**CHALLENGE**
Copy all lines of the listing that include the string "this".

**DATA SECTION**

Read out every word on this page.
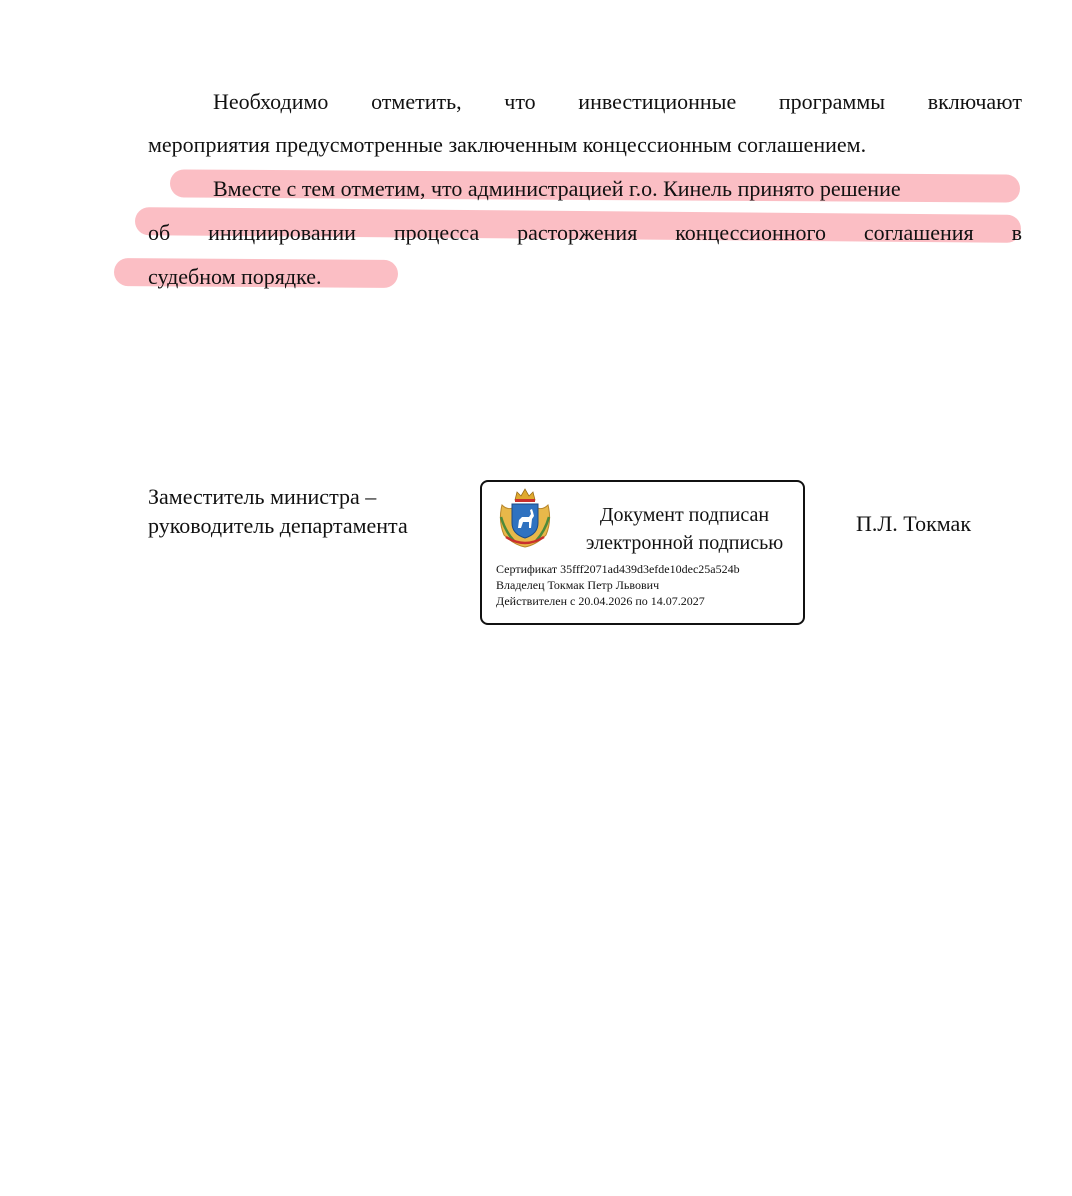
Необходимо отметить, что инвестиционные программы включают
мероприятия предусмотренные заключенным концессионным соглашением.
Вместе с тем отметим, что администрацией г.о. Кинель принято решение
об инициировании процесса расторжения концессионного соглашения в
судебном порядке.
Заместитель министра –
руководитель департамента	Документ подписан
электронной подписью
Сертификат 35fff2071ad439d3efde10dec25a524b
Владелец Токмак Петр Львович
Действителен с 20.04.2026 по 14.07.2027
П.Л. Токмак
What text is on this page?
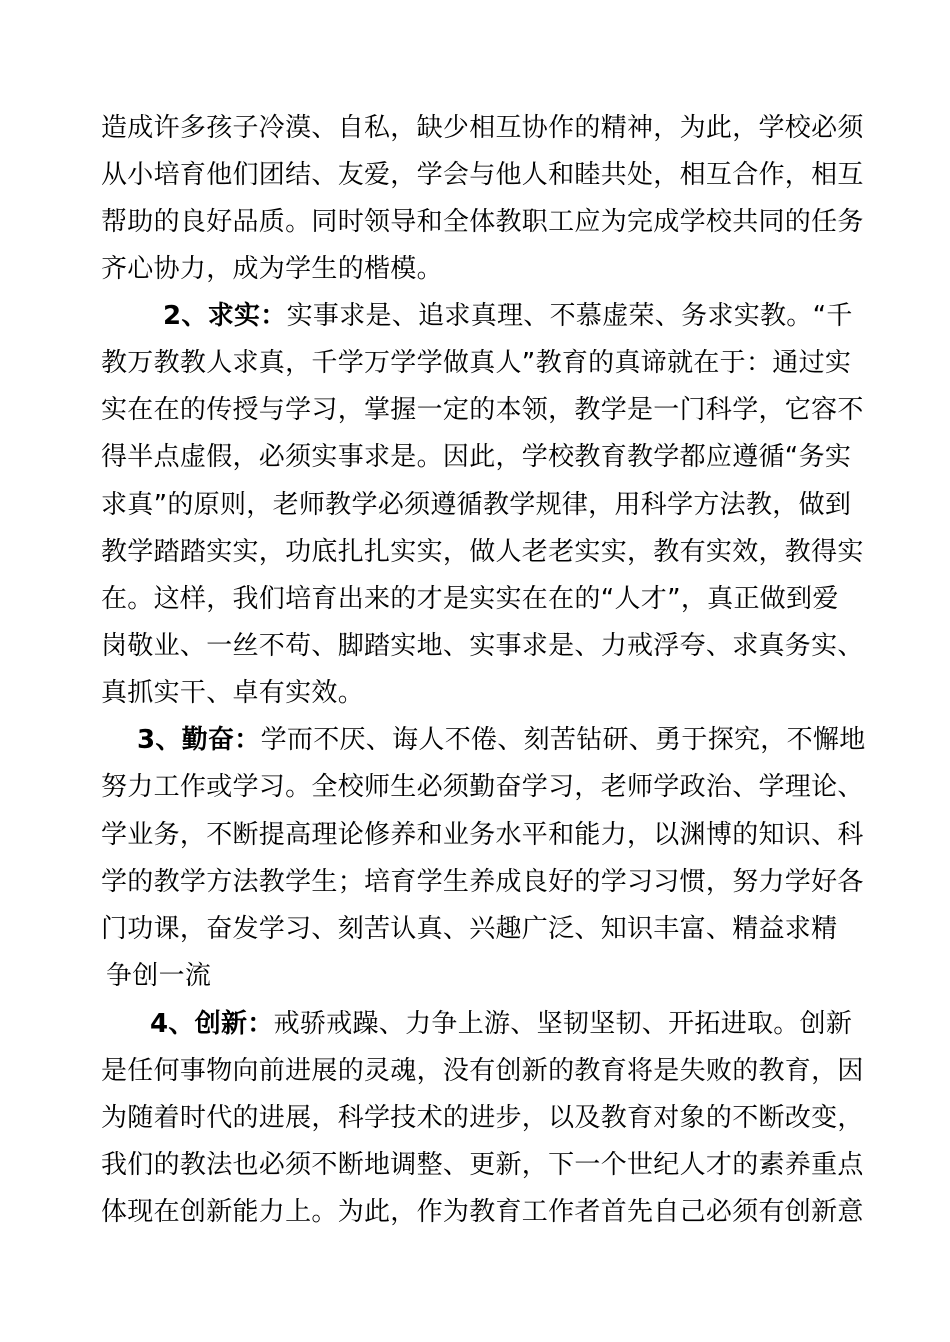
造成许多孩子冷漠、自私，缺少相互协作的精神，为此，学校必须
从小培育他们团结、友爱，学会与他人和睦共处，相互合作，相互
帮助的良好品质。同时领导和全体教职工应为完成学校共同的任务
齐心协力，成为学生的楷模。
2、求实：实事求是、追求真理、不慕虚荣、务求实教。“千
教万教教人求真，千学万学学做真人”教育的真谛就在于：通过实
实在在的传授与学习，掌握一定的本领，教学是一门科学，它容不
得半点虚假，必须实事求是。因此，学校教育教学都应遵循“务实
求真”的原则，老师教学必须遵循教学规律，用科学方法教，做到
教学踏踏实实，功底扎扎实实，做人老老实实，教有实效，教得实
在。这样，我们培育出来的才是实实在在的“人才”，真正做到爱
岗敬业、一丝不苟、脚踏实地、实事求是、力戒浮夸、求真务实、
真抓实干、卓有实效。
3、勤奋：学而不厌、诲人不倦、刻苦钻研、勇于探究，不懈地
努力工作或学习。全校师生必须勤奋学习，老师学政治、学理论、
学业务，不断提高理论修养和业务水平和能力，以渊博的知识、科
学的教学方法教学生；培育学生养成良好的学习习惯，努力学好各
门功课，奋发学习、刻苦认真、兴趣广泛、知识丰富、精益求精
争创一流
4、创新：戒骄戒躁、力争上游、坚韧坚韧、开拓进取。创新
是任何事物向前进展的灵魂，没有创新的教育将是失败的教育，因
为随着时代的进展，科学技术的进步，以及教育对象的不断改变，
我们的教法也必须不断地调整、更新，下一个世纪人才的素养重点
体现在创新能力上。为此，作为教育工作者首先自己必须有创新意
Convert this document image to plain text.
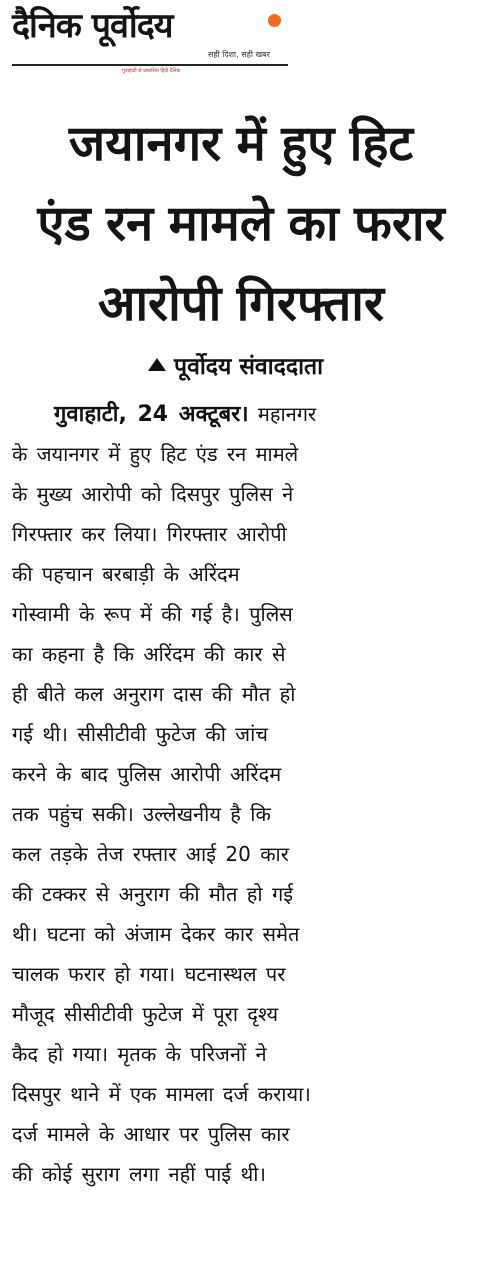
दैनिक पूर्वोदय
सही दिशा, सही खबर
गुवाहाटी से प्रकाशित हिंदी दैनिक
जयानगर में हुए हिट
एंड रन मामले का फरार
आरोपी गिरफ्तार
पूर्वोदय संवाददाता
गुवाहाटी, 24 अक्टूबर। महानगर
के जयानगर में हुए हिट एंड रन मामले
के मुख्य आरोपी को दिसपुर पुलिस ने
गिरफ्तार कर लिया। गिरफ्तार आरोपी
की पहचान बरबाड़ी के अरिंदम
गोस्वामी के रूप में की गई है। पुलिस
का कहना है कि अरिंदम की कार से
ही बीते कल अनुराग दास की मौत हो
गई थी। सीसीटीवी फुटेज की जांच
करने के बाद पुलिस आरोपी अरिंदम
तक पहुंच सकी। उल्लेखनीय है कि
कल तड़के तेज रफ्तार आई 20 कार
की टक्कर से अनुराग की मौत हो गई
थी। घटना को अंजाम देकर कार समेत
चालक फरार हो गया। घटनास्थल पर
मौजूद सीसीटीवी फुटेज में पूरा दृश्य
कैद हो गया। मृतक के परिजनों ने
दिसपुर थाने में एक मामला दर्ज कराया।
दर्ज मामले के आधार पर पुलिस कार
की कोई सुराग लगा नहीं पाई थी।
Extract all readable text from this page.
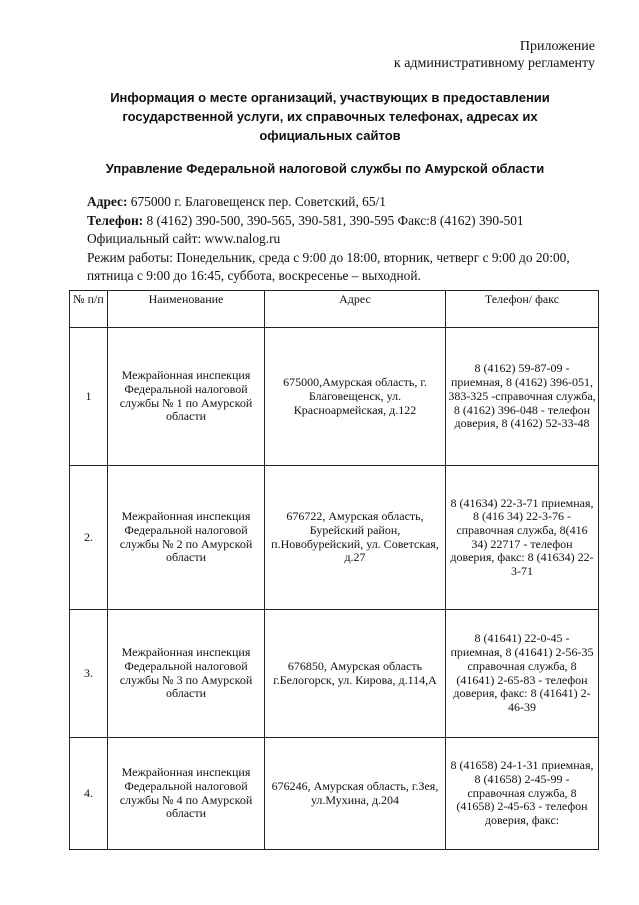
Приложение
к административному регламенту
Информация о месте организаций, участвующих в предоставлении государственной услуги, их справочных телефонах, адресах их официальных сайтов
Управление Федеральной налоговой службы по Амурской области
Адрес: 675000 г. Благовещенск пер. Советский, 65/1
Телефон: 8 (4162) 390-500, 390-565, 390-581, 390-595 Факс:8 (4162) 390-501
Официальный сайт: www.nalog.ru
Режим работы: Понедельник, среда с 9:00 до 18:00, вторник, четверг с 9:00 до 20:00, пятница с 9:00 до 16:45, суббота, воскресенье – выходной.
№ п/п	Наименование	Адрес	Телефон/ факс
1	Межрайонная инспекция Федеральной налоговой службы № 1 по Амурской области	675000,Амурская область, г. Благовещенск, ул. Красноармейская, д.122	8 (4162) 59-87-09 - приемная, 8 (4162) 396-051, 383-325 -справочная служба, 8 (4162) 396-048 - телефон доверия, 8 (4162) 52-33-48
2.	Межрайонная инспекция Федеральной налоговой службы № 2 по Амурской области	676722, Амурская область, Бурейский район, п.Новобурейский, ул. Советская, д.27	8 (41634) 22-3-71 приемная, 8 (416 34) 22-3-76 - справочная служба, 8(416 34) 22717 - телефон доверия, факс: 8 (41634) 22-3-71
3.	Межрайонная инспекция Федеральной налоговой службы № 3 по Амурской области	676850, Амурская область г.Белогорск, ул. Кирова, д.114,А	8 (41641) 22-0-45 - приемная, 8 (41641) 2-56-35 справочная служба, 8 (41641) 2-65-83 - телефон доверия, факс: 8 (41641) 2-46-39
4.	Межрайонная инспекция Федеральной налоговой службы № 4 по Амурской области	676246, Амурская область, г.Зея, ул.Мухина, д.204	8 (41658) 24-1-31 приемная, 8 (41658) 2-45-99 - справочная служба, 8 (41658) 2-45-63 - телефон доверия, факс:
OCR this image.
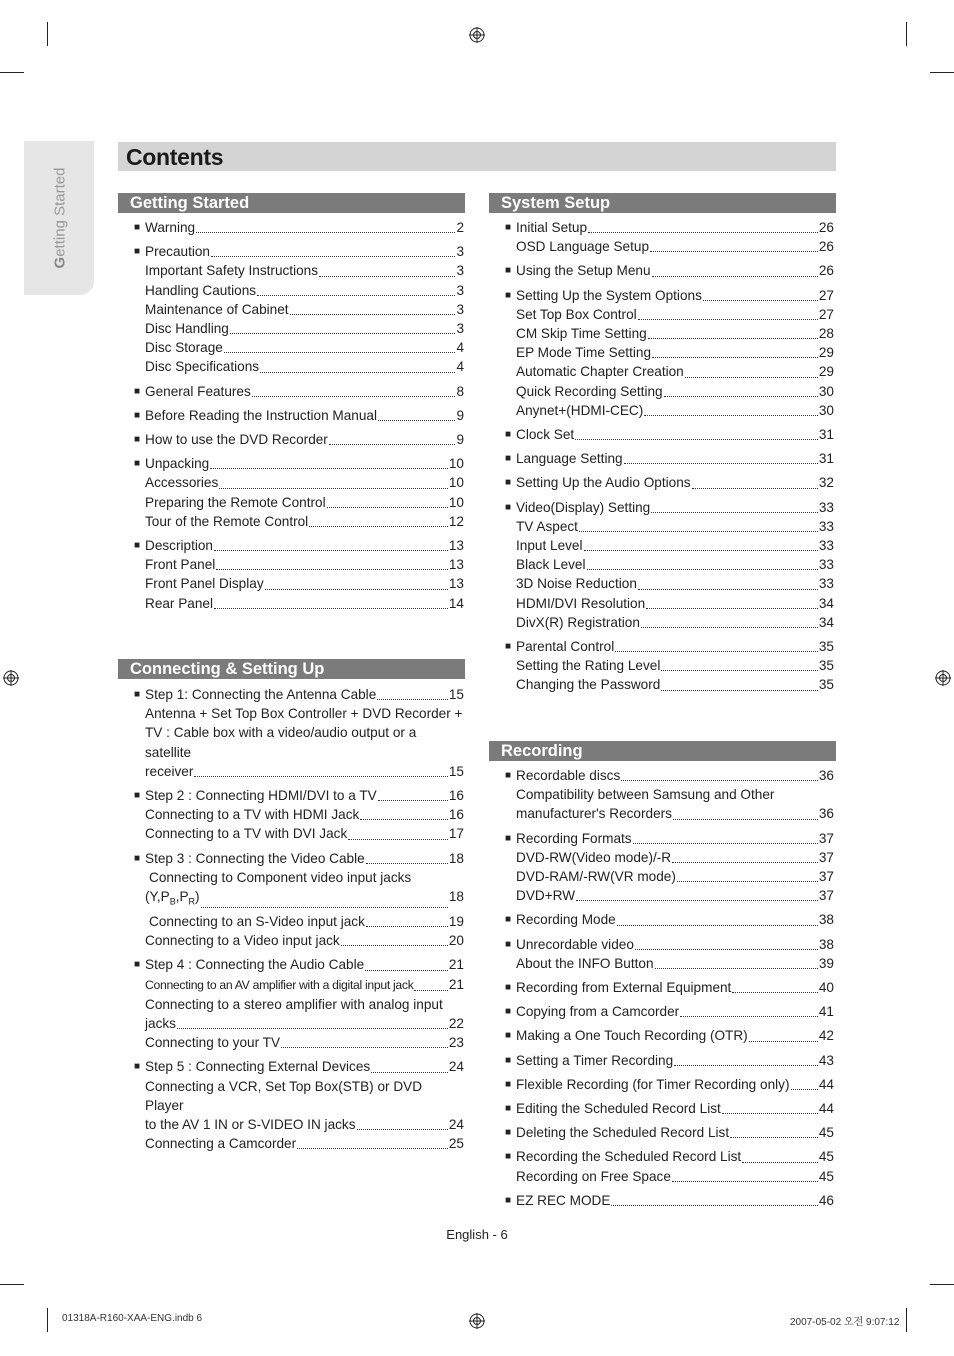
Getting Started
Contents
Getting Started
Connecting & Setting Up
System Setup
Recording
■ Warning	2
■ Precaution	3
Important Safety Instructions	3
Handling Cautions	3
Maintenance of Cabinet	3
Disc Handling	3
Disc Storage	4
Disc Specifications	4
■ General Features	8
■ Before Reading the Instruction Manual	9
■ How to use the DVD Recorder	9
■ Unpacking	10
Accessories	10
Preparing the Remote Control	10
Tour of the Remote Control	12
■ Description	13
Front Panel	13
Front Panel Display	13
Rear Panel	14
■ Step 1: Connecting the Antenna Cable	15
Antenna + Set Top Box Controller + DVD Recorder + TV : Cable box with a video/audio output or a satellite
receiver	15
■ Step 2 : Connecting HDMI/DVI to a TV	16
Connecting to a TV with HDMI Jack	16
Connecting to a TV with DVI Jack	17
■ Step 3 : Connecting the Video Cable	18
Connecting to Component video input jacks
$(Y,P_B,P_R)$	18
Connecting to an S-Video input jack	19
Connecting to a Video input jack	20
■ Step 4 : Connecting the Audio Cable	21
Connecting to an AV amplifier with a digital input jack	21
Connecting to a stereo amplifier with analog input
jacks	22
Connecting to your TV	23
■ Step 5 : Connecting External Devices	24
Connecting a VCR, Set Top Box(STB) or DVD Player
to the AV 1 IN or S-VIDEO IN jacks	24
Connecting a Camcorder	25
■ Initial Setup	26
OSD Language Setup	26
■ Using the Setup Menu	26
■ Setting Up the System Options	27
Set Top Box Control	27
CM Skip Time Setting	28
EP Mode Time Setting	29
Automatic Chapter Creation	29
Quick Recording Setting	30
Anynet+(HDMI-CEC)	30
■ Clock Set	31
■ Language Setting	31
■ Setting Up the Audio Options	32
■ Video(Display) Setting	33
TV Aspect	33
Input Level	33
Black Level	33
3D Noise Reduction	33
HDMI/DVI Resolution	34
DivX(R) Registration	34
■ Parental Control	35
Setting the Rating Level	35
Changing the Password	35
■ Recordable discs	36
Compatibility between Samsung and Other
manufacturer's Recorders	36
■ Recording Formats	37
DVD-RW(Video mode)/-R	37
DVD-RAM/-RW(VR mode)	37
DVD+RW	37
■ Recording Mode	38
■ Unrecordable video	38
About the INFO Button	39
■ Recording from External Equipment	40
■ Copying from a Camcorder	41
■ Making a One Touch Recording (OTR)	42
■ Setting a Timer Recording	43
■ Flexible Recording (for Timer Recording only) 44
■ Editing the Scheduled Record List	44
■ Deleting the Scheduled Record List	45
■ Recording the Scheduled Record List	45
Recording on Free Space	45
■ EZ REC MODE	46
English - 6
01318A-R160-XAA-ENG.indb 6	2007-05-02 오전 9:07:12
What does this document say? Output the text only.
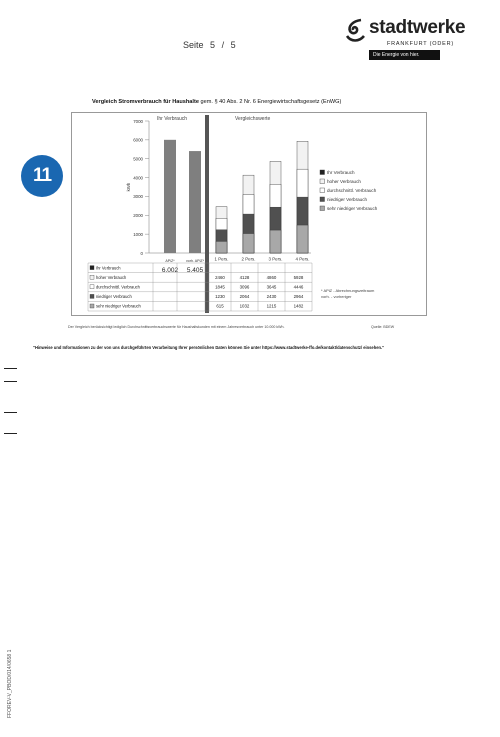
Seite 5 / 5
stadtwerke
FRANKFURT (ODER)
Die Energie von hier.
11
Vergleich Stromverbrauch für Haushalte gem. § 40 Abs. 2 Nr. 6 Energiewirtschaftsgesetz (EnWG)
Ihr Verbrauch	Vergleichswerte
0
1000
2000
3000
4000
5000
6000
7000
kWh
APiZ*
6.002
vorh. APiZ*
5.405
1 Pers.	2 Pers.	3 Pers.	4 Pers.
Ihr Verbrauch
hoher Verbrauch
durchschnittl. Verbrauch
niedriger Verbrauch
sehr niedriger Verbrauch
Ihr Verbrauch
hoher Verbrauch	2460	4128	4860	5928
durchschnittl. Verbrauch	1845	3096	3645	4446
niedriger Verbrauch	1230	2064	2430	2964
sehr niedriger Verbrauch	615	1032	1215	1482
* APiZ - Abrechnungszeitraum
vorh. - vorheriger
Der Vergleich berücksichtigt lediglich Durchschnittsverbrauchswerte für Haushaltskunden mit einem Jahresverbrauch unter 10.000 kWh.	Quelle: BDEW
"Hinweise und Informationen zu der von uns durchgeführten Verarbeitung Ihrer persönlichen Daten können Sie unter https://www.stadtwerke-ffo.de/kontakt/datenschutz/ einsehen."
FFOREV-V_PBOD/014/0658 1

**FULL OUTPUT**
Read out every word on this page.
What text is on this page?
Convert this document image to plain text.
Extract all readable text from this page.
OCR this image.
What does this document say? Output the text only.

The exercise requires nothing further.